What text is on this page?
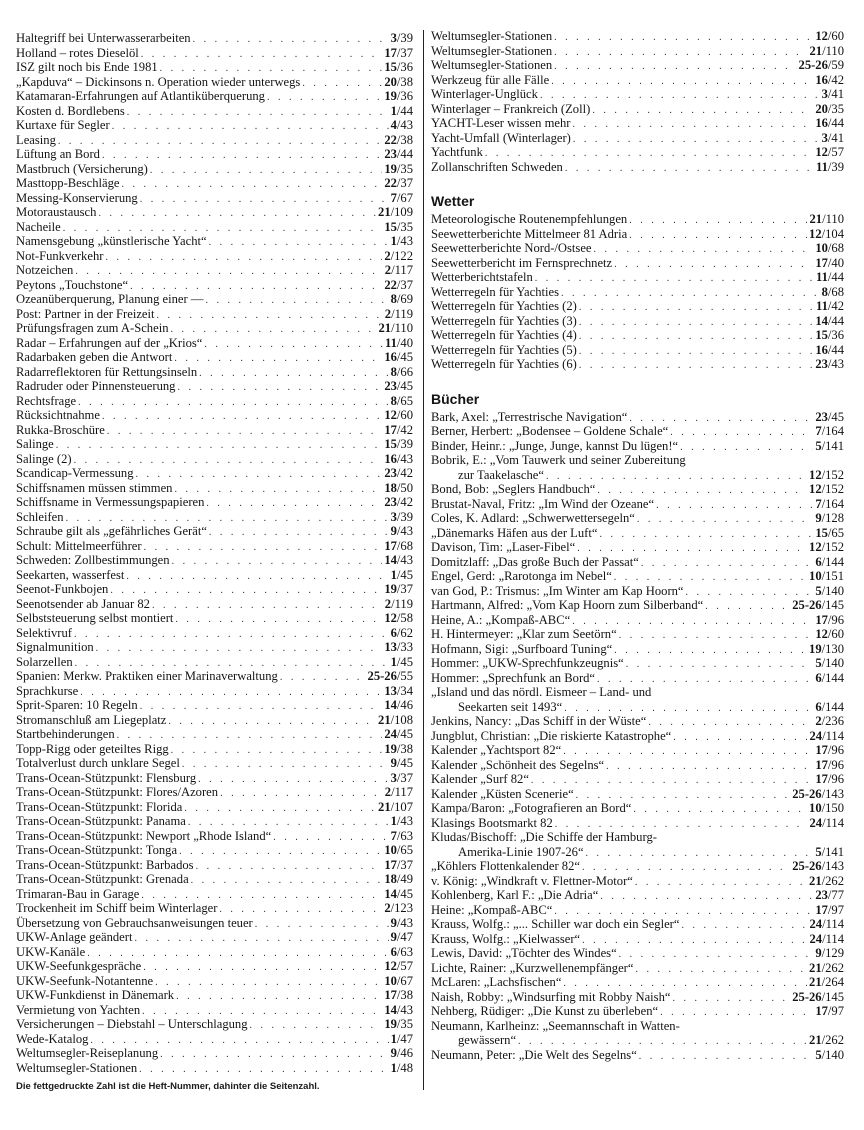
Haltegriff bei Unterwasserarbeiten . . .	3/39
Holland – rotes Dieselöl . . .	17/37
ISZ gilt noch bis Ende 1981 . . .	15/36
„Kapduva“ – Dickinsons n. Operation wieder unterwegs . . .	20/38
Katamaran-Erfahrungen auf Atlantiküberquerung . . .	19/36
Kosten d. Bordlebens . . .	1/44
Kurtaxe für Segler . . .	4/43
Leasing . . .	22/38
Lüftung an Bord . . .	23/44
Mastbruch (Versicherung) . . .	19/35
Masttopp-Beschläge . . .	22/37
Messing-Konservierung . . .	7/67
Motoraustausch . . .	21/109
Nacheile . . .	15/35
Namensgebung „künstlerische Yacht“ . . .	1/43
Not-Funkverkehr . . .	2/122
Notzeichen . . .	2/117
Peytons „Touchstone“ . . .	22/37
Ozeanüberquerung, Planung einer –– . . .	8/69
Post: Partner in der Freizeit . . .	2/119
Prüfungsfragen zum A-Schein . . .	21/110
Radar – Erfahrungen auf der „Krios“ . . .	11/40
Radarbaken geben die Antwort . . .	16/45
Radarreflektoren für Rettungsinseln . . .	8/66
Radruder oder Pinnensteuerung . . .	23/45
Rechtsfrage . . .	8/65
Rücksichtnahme . . .	12/60
Rukka-Broschüre . . .	17/42
Salinge . . .	15/39
Salinge (2) . . .	16/43
Scandicap-Vermessung . . .	23/42
Schiffsnamen müssen stimmen . . .	18/50
Schiffsname in Vermessungspapieren . . .	23/42
Schleifen . . .	3/39
Schraube gilt als „gefährliches Gerät“ . . .	9/43
Schult: Mittelmeerführer . . .	17/68
Schweden: Zollbestimmungen . . .	14/43
Seekarten, wasserfest . . .	1/45
Seenot-Funkbojen . . .	19/37
Seenotsender ab Januar 82 . . .	2/119
Selbststeuerung selbst montiert . . .	12/58
Selektivruf . . .	6/62
Signalmunition . . .	13/33
Solarzellen . . .	1/45
Spanien: Merkw. Praktiken einer Marinaverwaltung . . .	25-26/55
Sprachkurse . . .	13/34
Sprit-Sparen: 10 Regeln . . .	14/46
Stromanschluß am Liegeplatz . . .	21/108
Startbehinderungen . . .	24/45
Topp-Rigg oder geteiltes Rigg . . .	19/38
Totalverlust durch unklare Segel . . .	9/45
Trans-Ocean-Stützpunkt: Flensburg . . .	3/37
Trans-Ocean-Stützpunkt: Flores/Azoren . . .	2/117
Trans-Ocean-Stützpunkt: Florida . . .	21/107
Trans-Ocean-Stützpunkt: Panama . . .	1/43
Trans-Ocean-Stützpunkt: Newport „Rhode Island“ . . .	7/63
Trans-Ocean-Stützpunkt: Tonga . . .	10/65
Trans-Ocean-Stützpunkt: Barbados . . .	17/37
Trans-Ocean-Stützpunkt: Grenada . . .	18/49
Trimaran-Bau in Garage . . .	14/45
Trockenheit im Schiff beim Winterlager . . .	2/123
Übersetzung von Gebrauchsanweisungen teuer . . .	9/43
UKW-Anlage geändert . . .	9/47
UKW-Kanäle . . .	6/63
UKW-Seefunkgespräche . . .	12/57
UKW-Seefunk-Notantenne . . .	10/67
UKW-Funkdienst in Dänemark . . .	17/38
Vermietung von Yachten . . .	14/43
Versicherungen – Diebstahl – Unterschlagung . . .	19/35
Wede-Katalog . . .	1/47
Weltumsegler-Reiseplanung . . .	9/46
Weltumsegler-Stationen . . .	1/48
Weltumsegler-Stationen . . .	12/60
Weltumsegler-Stationen . . .	21/110
Weltumsegler-Stationen . . .	25-26/59
Werkzeug für alle Fälle . . .	16/42
Winterlager-Unglück . . .	3/41
Winterlager – Frankreich (Zoll) . . .	20/35
YACHT-Leser wissen mehr . . .	16/44
Yacht-Umfall (Winterlager) . . .	3/41
Yachtfunk . . .	12/57
Zollanschriften Schweden . . .	11/39
Wetter
Meteorologische Routenempfehlungen . . .	21/110
Seewetterberichte Mittelmeer 81 Adria . . .	12/104
Seewetterberichte Nord-/Ostsee . . .	10/68
Seewetterbericht im Fernsprechnetz . . .	17/40
Wetterberichtstafeln . . .	11/44
Wetterregeln für Yachties . . .	8/68
Wetterregeln für Yachties (2) . . .	11/42
Wetterregeln für Yachties (3) . . .	14/44
Wetterregeln für Yachties (4) . . .	15/36
Wetterregeln für Yachties (5) . . .	16/44
Wetterregeln für Yachties (6) . . .	23/43
Bücher
Bark, Axel: „Terrestrische Navigation“ . . .	23/45
Berner, Herbert: „Bodensee – Goldene Schale“ . . .	7/164
Binder, Heinr.: „Junge, Junge, kannst Du lügen!“ . . .	5/141
Bobrik, E.: „Vom Tauwerk und seiner Zubereitung
zur Taakelasche“ . . .	12/152
Bond, Bob: „Seglers Handbuch“ . . .	12/152
Brustat-Naval, Fritz: „Im Wind der Ozeane“ . . .	7/164
Coles, K. Adlard: „Schwerwettersegeln“ . . .	9/128
„Dänemarks Häfen aus der Luft“ . . .	15/65
Davison, Tim: „Laser-Fibel“ . . .	12/152
Domitzlaff: „Das große Buch der Passat“ . . .	6/144
Engel, Gerd: „Rarotonga im Nebel“ . . .	10/151
van God, P.: Trismus: „Im Winter am Kap Hoorn“ . . .	5/140
Hartmann, Alfred: „Vom Kap Hoorn zum Silberband“ . . .	25-26/145
Heine, A.: „Kompaß-ABC“ . . .	17/96
H. Hintermeyer: „Klar zum Seetörn“ . . .	12/60
Hofmann, Sigi: „Surfboard Tuning“ . . .	19/130
Hommer: „UKW-Sprechfunkzeugnis“ . . .	5/140
Hommer: „Sprechfunk an Bord“ . . .	6/144
„Island und das nördl. Eismeer – Land- und
Seekarten seit 1493“ . . .	6/144
Jenkins, Nancy: „Das Schiff in der Wüste“ . . .	2/236
Jungblut, Christian: „Die riskierte Katastrophe“ . . .	24/114
Kalender „Yachtsport 82“ . . .	17/96
Kalender „Schönheit des Segelns“ . . .	17/96
Kalender „Surf 82“ . . .	17/96
Kalender „Küsten Scenerie“ . . .	25-26/143
Kampa/Baron: „Fotografieren an Bord“ . . .	10/150
Klasings Bootsmarkt 82 . . .	24/114
Kludas/Bischoff: „Die Schiffe der Hamburg-
Amerika-Linie 1907-26“ . . .	5/141
„Köhlers Flottenkalender 82“ . . .	25-26/143
v. König: „Windkraft v. Flettner-Motor“ . . .	21/262
Kohlenberg, Karl F.: „Die Adria“ . . .	23/77
Heine: „Kompaß-ABC“ . . .	17/97
Krauss, Wolfg.: „... Schiller war doch ein Segler“ . . .	24/114
Krauss, Wolfg.: „Kielwasser“ . . .	24/114
Lewis, David: „Töchter des Windes“ . . .	9/129
Lichte, Rainer: „Kurzwellenempfänger“ . . .	21/262
McLaren: „Lachsfischen“ . . .	21/264
Naish, Robby: „Windsurfing mit Robby Naish“ . . .	25-26/145
Nehberg, Rüdiger: „Die Kunst zu überleben“ . . .	17/97
Neumann, Karlheinz: „Seemannschaft in Watten-
gewässern“ . . .	21/262
Neumann, Peter: „Die Welt des Segelns“ . . .	5/140
Die fettgedruckte Zahl ist die Heft-Nummer, dahinter die Seitenzahl.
========
> Task prompt:
Reproduce each line word for word and drop the pictures.

> Full output:
What text is on this page?
Haltegriff bei Unterwasserarbeiten . . .	3/39
Holland – rotes Dieselöl . . .	17/37
ISZ gilt noch bis Ende 1981 . . .	15/36
„Kapduva“ – Dickinsons n. Operation wieder unterwegs . . .	20/38
Katamaran-Erfahrungen auf Atlantiküberquerung . . .	19/36
Kosten d. Bordlebens . . .	1/44
Kurtaxe für Segler . . .	4/43
Leasing . . .	22/38
Lüftung an Bord . . .	23/44
Mastbruch (Versicherung) . . .	19/35
Masttopp-Beschläge . . .	22/37
Messing-Konservierung . . .	7/67
Motoraustausch . . .	21/109
Nacheile . . .	15/35
Namensgebung „künstlerische Yacht“ . . .	1/43
Not-Funkverkehr . . .	2/122
Notzeichen . . .	2/117
Peytons „Touchstone“ . . .	22/37
Ozeanüberquerung, Planung einer –– . . .	8/69
Post: Partner in der Freizeit . . .	2/119
Prüfungsfragen zum A-Schein . . .	21/110
Radar – Erfahrungen auf der „Krios“ . . .	11/40
Radarbaken geben die Antwort . . .	16/45
Radarreflektoren für Rettungsinseln . . .	8/66
Radruder oder Pinnensteuerung . . .	23/45
Rechtsfrage . . .	8/65
Rücksichtnahme . . .	12/60
Rukka-Broschüre . . .	17/42
Salinge . . .	15/39
Salinge (2) . . .	16/43
Scandicap-Vermessung . . .	23/42
Schiffsnamen müssen stimmen . . .	18/50
Schiffsname in Vermessungspapieren . . .	23/42
Schleifen . . .	3/39
Schraube gilt als „gefährliches Gerät“ . . .	9/43
Schult: Mittelmeerführer . . .	17/68
Schweden: Zollbestimmungen . . .	14/43
Seekarten, wasserfest . . .	1/45
Seenot-Funkbojen . . .	19/37
Seenotsender ab Januar 82 . . .	2/119
Selbststeuerung selbst montiert . . .	12/58
Selektivruf . . .	6/62
Signalmunition . . .	13/33
Solarzellen . . .	1/45
Spanien: Merkw. Praktiken einer Marinaverwaltung . . .	25-26/55
Sprachkurse . . .	13/34
Sprit-Sparen: 10 Regeln . . .	14/46
Stromanschluß am Liegeplatz . . .	21/108
Startbehinderungen . . .	24/45
Topp-Rigg oder geteiltes Rigg . . .	19/38
Totalverlust durch unklare Segel . . .	9/45
Trans-Ocean-Stützpunkt: Flensburg . . .	3/37
Trans-Ocean-Stützpunkt: Flores/Azoren . . .	2/117
Trans-Ocean-Stützpunkt: Florida . . .	21/107
Trans-Ocean-Stützpunkt: Panama . . .	1/43
Trans-Ocean-Stützpunkt: Newport „Rhode Island“ . . .	7/63
Trans-Ocean-Stützpunkt: Tonga . . .	10/65
Trans-Ocean-Stützpunkt: Barbados . . .	17/37
Trans-Ocean-Stützpunkt: Grenada . . .	18/49
Trimaran-Bau in Garage . . .	14/45
Trockenheit im Schiff beim Winterlager . . .	2/123
Übersetzung von Gebrauchsanweisungen teuer . . .	9/43
UKW-Anlage geändert . . .	9/47
UKW-Kanäle . . .	6/63
UKW-Seefunkgespräche . . .	12/57
UKW-Seefunk-Notantenne . . .	10/67
UKW-Funkdienst in Dänemark . . .	17/38
Vermietung von Yachten . . .	14/43
Versicherungen – Diebstahl – Unterschlagung . . .	19/35
Wede-Katalog . . .	1/47
Weltumsegler-Reiseplanung . . .	9/46
Weltumsegler-Stationen . . .	1/48
Weltumsegler-Stationen . . .	12/60
Weltumsegler-Stationen . . .	21/110
Weltumsegler-Stationen . . .	25-26/59
Werkzeug für alle Fälle . . .	16/42
Winterlager-Unglück . . .	3/41
Winterlager – Frankreich (Zoll) . . .	20/35
YACHT-Leser wissen mehr . . .	16/44
Yacht-Umfall (Winterlager) . . .	3/41
Yachtfunk . . .	12/57
Zollanschriften Schweden . . .	11/39
Wetter
Meteorologische Routenempfehlungen . . .	21/110
Seewetterberichte Mittelmeer 81 Adria . . .	12/104
Seewetterberichte Nord-/Ostsee . . .	10/68
Seewetterbericht im Fernsprechnetz . . .	17/40
Wetterberichtstafeln . . .	11/44
Wetterregeln für Yachties . . .	8/68
Wetterregeln für Yachties (2) . . .	11/42
Wetterregeln für Yachties (3) . . .	14/44
Wetterregeln für Yachties (4) . . .	15/36
Wetterregeln für Yachties (5) . . .	16/44
Wetterregeln für Yachties (6) . . .	23/43
Bücher
Bark, Axel: „Terrestrische Navigation“ . . .	23/45
Berner, Herbert: „Bodensee – Goldene Schale“ . . .	7/164
Binder, Heinr.: „Junge, Junge, kannst Du lügen!“ . . .	5/141
Bobrik, E.: „Vom Tauwerk und seiner Zubereitung
zur Taakelasche“ . . .	12/152
Bond, Bob: „Seglers Handbuch“ . . .	12/152
Brustat-Naval, Fritz: „Im Wind der Ozeane“ . . .	7/164
Coles, K. Adlard: „Schwerwettersegeln“ . . .	9/128
„Dänemarks Häfen aus der Luft“ . . .	15/65
Davison, Tim: „Laser-Fibel“ . . .	12/152
Domitzlaff: „Das große Buch der Passat“ . . .	6/144
Engel, Gerd: „Rarotonga im Nebel“ . . .	10/151
van God, P.: Trismus: „Im Winter am Kap Hoorn“ . . .	5/140
Hartmann, Alfred: „Vom Kap Hoorn zum Silberband“ . . .	25-26/145
Heine, A.: „Kompaß-ABC“ . . .	17/96
H. Hintermeyer: „Klar zum Seetörn“ . . .	12/60
Hofmann, Sigi: „Surfboard Tuning“ . . .	19/130
Hommer: „UKW-Sprechfunkzeugnis“ . . .	5/140
Hommer: „Sprechfunk an Bord“ . . .	6/144
„Island und das nördl. Eismeer – Land- und
Seekarten seit 1493“ . . .	6/144
Jenkins, Nancy: „Das Schiff in der Wüste“ . . .	2/236
Jungblut, Christian: „Die riskierte Katastrophe“ . . .	24/114
Kalender „Yachtsport 82“ . . .	17/96
Kalender „Schönheit des Segelns“ . . .	17/96
Kalender „Surf 82“ . . .	17/96
Kalender „Küsten Scenerie“ . . .	25-26/143
Kampa/Baron: „Fotografieren an Bord“ . . .	10/150
Klasings Bootsmarkt 82 . . .	24/114
Kludas/Bischoff: „Die Schiffe der Hamburg-
Amerika-Linie 1907-26“ . . .	5/141
„Köhlers Flottenkalender 82“ . . .	25-26/143
v. König: „Windkraft v. Flettner-Motor“ . . .	21/262
Kohlenberg, Karl F.: „Die Adria“ . . .	23/77
Heine: „Kompaß-ABC“ . . .	17/97
Krauss, Wolfg.: „... Schiller war doch ein Segler“ . . .	24/114
Krauss, Wolfg.: „Kielwasser“ . . .	24/114
Lewis, David: „Töchter des Windes“ . . .	9/129
Lichte, Rainer: „Kurzwellenempfänger“ . . .	21/262
McLaren: „Lachsfischen“ . . .	21/264
Naish, Robby: „Windsurfing mit Robby Naish“ . . .	25-26/145
Nehberg, Rüdiger: „Die Kunst zu überleben“ . . .	17/97
Neumann, Karlheinz: „Seemannschaft in Watten-
gewässern“ . . .	21/262
Neumann, Peter: „Die Welt des Segelns“ . . .	5/140
Die fettgedruckte Zahl ist die Heft-Nummer, dahinter die Seitenzahl.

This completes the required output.